• [TASK BRIEF]:
All of the records listed below should be retyped exactly.

• [RECORD EXTRACTS]:
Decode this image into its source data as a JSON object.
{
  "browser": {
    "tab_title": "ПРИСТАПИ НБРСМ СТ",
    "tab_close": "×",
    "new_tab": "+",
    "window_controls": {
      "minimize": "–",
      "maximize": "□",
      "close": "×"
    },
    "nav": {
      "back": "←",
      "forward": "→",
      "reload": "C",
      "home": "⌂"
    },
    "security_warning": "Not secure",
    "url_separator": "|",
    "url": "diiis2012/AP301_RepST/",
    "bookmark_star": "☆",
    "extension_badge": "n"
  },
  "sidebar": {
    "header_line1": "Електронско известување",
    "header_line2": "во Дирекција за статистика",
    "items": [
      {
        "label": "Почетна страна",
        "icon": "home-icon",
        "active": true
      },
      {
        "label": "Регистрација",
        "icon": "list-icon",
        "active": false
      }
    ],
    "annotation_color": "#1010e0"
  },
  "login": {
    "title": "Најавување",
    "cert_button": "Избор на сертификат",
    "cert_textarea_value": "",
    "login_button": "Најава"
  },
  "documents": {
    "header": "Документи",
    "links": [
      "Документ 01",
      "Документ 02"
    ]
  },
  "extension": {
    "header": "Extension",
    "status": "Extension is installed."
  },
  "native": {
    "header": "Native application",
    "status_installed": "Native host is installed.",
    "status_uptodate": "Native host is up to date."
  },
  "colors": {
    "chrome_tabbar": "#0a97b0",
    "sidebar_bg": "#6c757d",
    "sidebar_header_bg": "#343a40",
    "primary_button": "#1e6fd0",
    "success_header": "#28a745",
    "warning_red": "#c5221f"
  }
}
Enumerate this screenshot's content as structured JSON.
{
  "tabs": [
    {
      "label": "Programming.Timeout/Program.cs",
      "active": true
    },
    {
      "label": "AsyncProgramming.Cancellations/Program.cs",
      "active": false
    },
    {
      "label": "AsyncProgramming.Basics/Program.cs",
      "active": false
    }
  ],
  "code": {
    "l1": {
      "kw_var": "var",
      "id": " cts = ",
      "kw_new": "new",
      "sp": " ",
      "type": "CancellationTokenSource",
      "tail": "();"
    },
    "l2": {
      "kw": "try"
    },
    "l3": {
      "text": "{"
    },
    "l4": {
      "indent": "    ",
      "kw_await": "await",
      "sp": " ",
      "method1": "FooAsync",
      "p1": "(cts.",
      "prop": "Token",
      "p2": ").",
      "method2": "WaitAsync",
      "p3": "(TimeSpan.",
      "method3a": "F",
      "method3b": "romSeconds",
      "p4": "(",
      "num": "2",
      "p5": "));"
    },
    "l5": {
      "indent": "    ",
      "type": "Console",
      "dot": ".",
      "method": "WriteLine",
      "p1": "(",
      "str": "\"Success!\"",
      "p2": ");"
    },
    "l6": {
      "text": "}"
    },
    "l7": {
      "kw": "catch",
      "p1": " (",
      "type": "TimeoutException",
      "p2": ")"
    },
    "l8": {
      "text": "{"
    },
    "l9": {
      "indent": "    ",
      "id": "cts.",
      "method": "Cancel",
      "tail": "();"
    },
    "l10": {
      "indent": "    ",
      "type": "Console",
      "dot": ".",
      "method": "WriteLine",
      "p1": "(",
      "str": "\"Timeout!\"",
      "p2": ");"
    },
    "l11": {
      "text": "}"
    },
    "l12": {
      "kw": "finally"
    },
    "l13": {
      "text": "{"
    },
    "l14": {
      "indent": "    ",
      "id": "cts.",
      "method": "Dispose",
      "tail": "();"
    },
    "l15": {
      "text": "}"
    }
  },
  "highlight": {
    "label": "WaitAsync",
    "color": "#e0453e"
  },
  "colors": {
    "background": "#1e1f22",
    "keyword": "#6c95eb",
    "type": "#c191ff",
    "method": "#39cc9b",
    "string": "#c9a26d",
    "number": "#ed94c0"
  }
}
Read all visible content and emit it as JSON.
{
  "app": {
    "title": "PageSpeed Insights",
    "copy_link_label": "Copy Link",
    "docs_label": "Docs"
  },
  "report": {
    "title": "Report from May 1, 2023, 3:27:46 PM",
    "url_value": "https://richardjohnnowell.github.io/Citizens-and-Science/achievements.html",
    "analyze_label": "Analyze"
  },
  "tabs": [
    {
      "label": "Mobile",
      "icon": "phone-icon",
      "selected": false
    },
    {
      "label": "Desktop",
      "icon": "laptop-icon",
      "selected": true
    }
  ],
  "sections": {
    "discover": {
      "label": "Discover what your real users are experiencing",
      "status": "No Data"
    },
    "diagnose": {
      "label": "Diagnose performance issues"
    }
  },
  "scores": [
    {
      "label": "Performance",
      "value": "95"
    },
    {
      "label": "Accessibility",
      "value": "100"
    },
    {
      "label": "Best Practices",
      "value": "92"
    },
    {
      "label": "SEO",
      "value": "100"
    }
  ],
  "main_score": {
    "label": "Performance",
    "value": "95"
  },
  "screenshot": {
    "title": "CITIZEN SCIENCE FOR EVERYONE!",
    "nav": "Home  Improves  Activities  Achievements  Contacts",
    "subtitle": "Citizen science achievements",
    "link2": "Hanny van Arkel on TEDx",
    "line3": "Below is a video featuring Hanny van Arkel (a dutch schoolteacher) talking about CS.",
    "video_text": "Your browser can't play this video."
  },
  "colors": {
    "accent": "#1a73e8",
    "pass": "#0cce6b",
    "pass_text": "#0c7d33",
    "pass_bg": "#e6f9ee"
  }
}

• [ANSWER IN FULL]:
Decode this image into its source data as a JSON object.
{
  "browser": {
    "tab_title": "ПРИСТАПИ НБРСМ СТ",
    "tab_close": "×",
    "new_tab": "+",
    "window_controls": {
      "minimize": "–",
      "maximize": "□",
      "close": "×"
    },
    "nav": {
      "back": "←",
      "forward": "→",
      "reload": "C",
      "home": "⌂"
    },
    "security_warning": "Not secure",
    "url_separator": "|",
    "url": "diiis2012/AP301_RepST/",
    "bookmark_star": "☆",
    "extension_badge": "n"
  },
  "sidebar": {
    "header_line1": "Електронско известување",
    "header_line2": "во Дирекција за статистика",
    "items": [
      {
        "label": "Почетна страна",
        "icon": "home-icon",
        "active": true
      },
      {
        "label": "Регистрација",
        "icon": "list-icon",
        "active": false
      }
    ],
    "annotation_color": "#1010e0"
  },
  "login": {
    "title": "Најавување",
    "cert_button": "Избор на сертификат",
    "cert_textarea_value": "",
    "login_button": "Најава"
  },
  "documents": {
    "header": "Документи",
    "links": [
      "Документ 01",
      "Документ 02"
    ]
  },
  "extension": {
    "header": "Extension",
    "status": "Extension is installed."
  },
  "native": {
    "header": "Native application",
    "status_installed": "Native host is installed.",
    "status_uptodate": "Native host is up to date."
  },
  "colors": {
    "chrome_tabbar": "#0a97b0",
    "sidebar_bg": "#6c757d",
    "sidebar_header_bg": "#343a40",
    "primary_button": "#1e6fd0",
    "success_header": "#28a745",
    "warning_red": "#c5221f"
  }
}
Enumerate this screenshot's content as structured JSON.
{
  "tabs": [
    {
      "label": "Programming.Timeout/Program.cs",
      "active": true
    },
    {
      "label": "AsyncProgramming.Cancellations/Program.cs",
      "active": false
    },
    {
      "label": "AsyncProgramming.Basics/Program.cs",
      "active": false
    }
  ],
  "code": {
    "l1": {
      "kw_var": "var",
      "id": " cts = ",
      "kw_new": "new",
      "sp": " ",
      "type": "CancellationTokenSource",
      "tail": "();"
    },
    "l2": {
      "kw": "try"
    },
    "l3": {
      "text": "{"
    },
    "l4": {
      "indent": "    ",
      "kw_await": "await",
      "sp": " ",
      "method1": "FooAsync",
      "p1": "(cts.",
      "prop": "Token",
      "p2": ").",
      "method2": "WaitAsync",
      "p3": "(TimeSpan.",
      "method3a": "F",
      "method3b": "romSeconds",
      "p4": "(",
      "num": "2",
      "p5": "));"
    },
    "l5": {
      "indent": "    ",
      "type": "Console",
      "dot": ".",
      "method": "WriteLine",
      "p1": "(",
      "str": "\"Success!\"",
      "p2": ");"
    },
    "l6": {
      "text": "}"
    },
    "l7": {
      "kw": "catch",
      "p1": " (",
      "type": "TimeoutException",
      "p2": ")"
    },
    "l8": {
      "text": "{"
    },
    "l9": {
      "indent": "    ",
      "id": "cts.",
      "method": "Cancel",
      "tail": "();"
    },
    "l10": {
      "indent": "    ",
      "type": "Console",
      "dot": ".",
      "method": "WriteLine",
      "p1": "(",
      "str": "\"Timeout!\"",
      "p2": ");"
    },
    "l11": {
      "text": "}"
    },
    "l12": {
      "kw": "finally"
    },
    "l13": {
      "text": "{"
    },
    "l14": {
      "indent": "    ",
      "id": "cts.",
      "method": "Dispose",
      "tail": "();"
    },
    "l15": {
      "text": "}"
    }
  },
  "highlight": {
    "label": "WaitAsync",
    "color": "#e0453e"
  },
  "colors": {
    "background": "#1e1f22",
    "keyword": "#6c95eb",
    "type": "#c191ff",
    "method": "#39cc9b",
    "string": "#c9a26d",
    "number": "#ed94c0"
  }
}
Read all visible content and emit it as JSON.
{
  "app": {
    "title": "PageSpeed Insights",
    "copy_link_label": "Copy Link",
    "docs_label": "Docs"
  },
  "report": {
    "title": "Report from May 1, 2023, 3:27:46 PM",
    "url_value": "https://richardjohnnowell.github.io/Citizens-and-Science/achievements.html",
    "analyze_label": "Analyze"
  },
  "tabs": [
    {
      "label": "Mobile",
      "icon": "phone-icon",
      "selected": false
    },
    {
      "label": "Desktop",
      "icon": "laptop-icon",
      "selected": true
    }
  ],
  "sections": {
    "discover": {
      "label": "Discover what your real users are experiencing",
      "status": "No Data"
    },
    "diagnose": {
      "label": "Diagnose performance issues"
    }
  },
  "scores": [
    {
      "label": "Performance",
      "value": "95"
    },
    {
      "label": "Accessibility",
      "value": "100"
    },
    {
      "label": "Best Practices",
      "value": "92"
    },
    {
      "label": "SEO",
      "value": "100"
    }
  ],
  "main_score": {
    "label": "Performance",
    "value": "95"
  },
  "screenshot": {
    "title": "CITIZEN SCIENCE FOR EVERYONE!",
    "nav": "Home  Improves  Activities  Achievements  Contacts",
    "subtitle": "Citizen science achievements",
    "link2": "Hanny van Arkel on TEDx",
    "line3": "Below is a video featuring Hanny van Arkel (a dutch schoolteacher) talking about CS.",
    "video_text": "Your browser can't play this video."
  },
  "colors": {
    "accent": "#1a73e8",
    "pass": "#0cce6b",
    "pass_text": "#0c7d33",
    "pass_bg": "#e6f9ee"
  }
}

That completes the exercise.